• [Task directions]: Where a line in the listing contains the string "flowing", copy that line out.

• [Data supplied]:
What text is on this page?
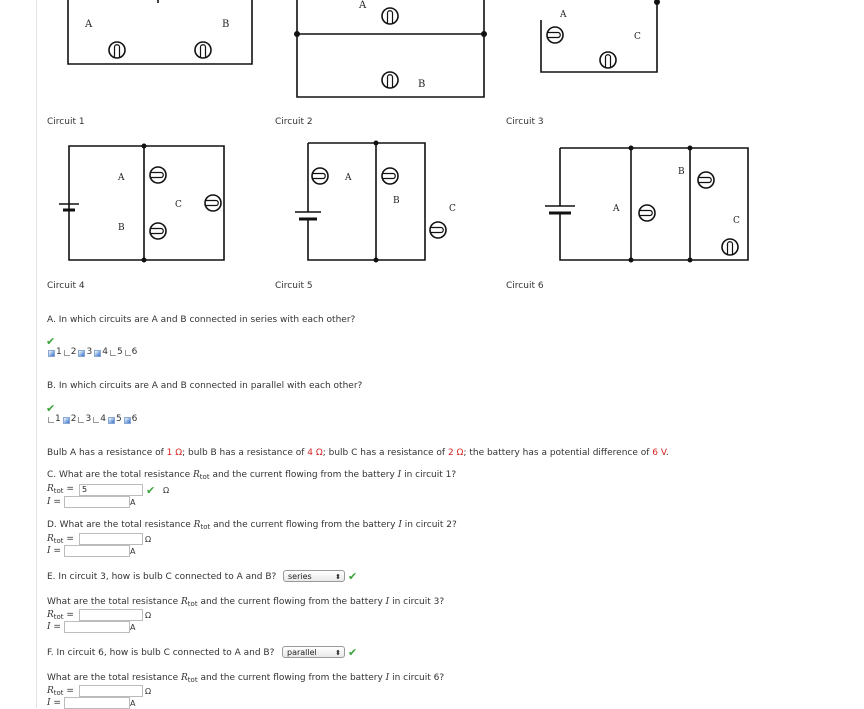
A	B
A
B
A
C
A
B
C
A
B
C	A
B
C
Circuit 1	Circuit 2	Circuit 3
Circuit 4	Circuit 5	Circuit 6
A. In which circuits are A and B connected in series with each other?
✔
1 2 3 4 5 6
B. In which circuits are A and B connected in parallel with each other?
✔
1 2 3 4 5 6
Bulb A has a resistance of 1 Ω; bulb B has a resistance of 4 Ω; bulb C has a resistance of 2 Ω; the battery has a potential difference of 6 V.
C. What are the total resistance $R_{tot}$ and the current flowing from the battery I in circuit 1?
$R_{tot}$ =	5	✔ Ω
I =	A
D. What are the total resistance $R_{tot}$ and the current flowing from the battery I in circuit 2?
$R_{tot}$ =	Ω
I =	A
E. In circuit 3, how is bulb C connected to A and B?	series	⬍ ✔
What are the total resistance $R_{tot}$ and the current flowing from the battery I in circuit 3?
$R_{tot}$ =	Ω
I =	A
F. In circuit 6, how is bulb C connected to A and B?	parallel	⬍ ✔
What are the total resistance $R_{tot}$ and the current flowing from the battery I in circuit 6?
$R_{tot}$ =	Ω
I =	A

• [Result]:
C. What are the total resistance $R_{tot}$ and the current flowing from the battery I in circuit 1?
D. What are the total resistance $R_{tot}$ and the current flowing from the battery I in circuit 2?
What are the total resistance $R_{tot}$ and the current flowing from the battery I in circuit 3?
What are the total resistance $R_{tot}$ and the current flowing from the battery I in circuit 6?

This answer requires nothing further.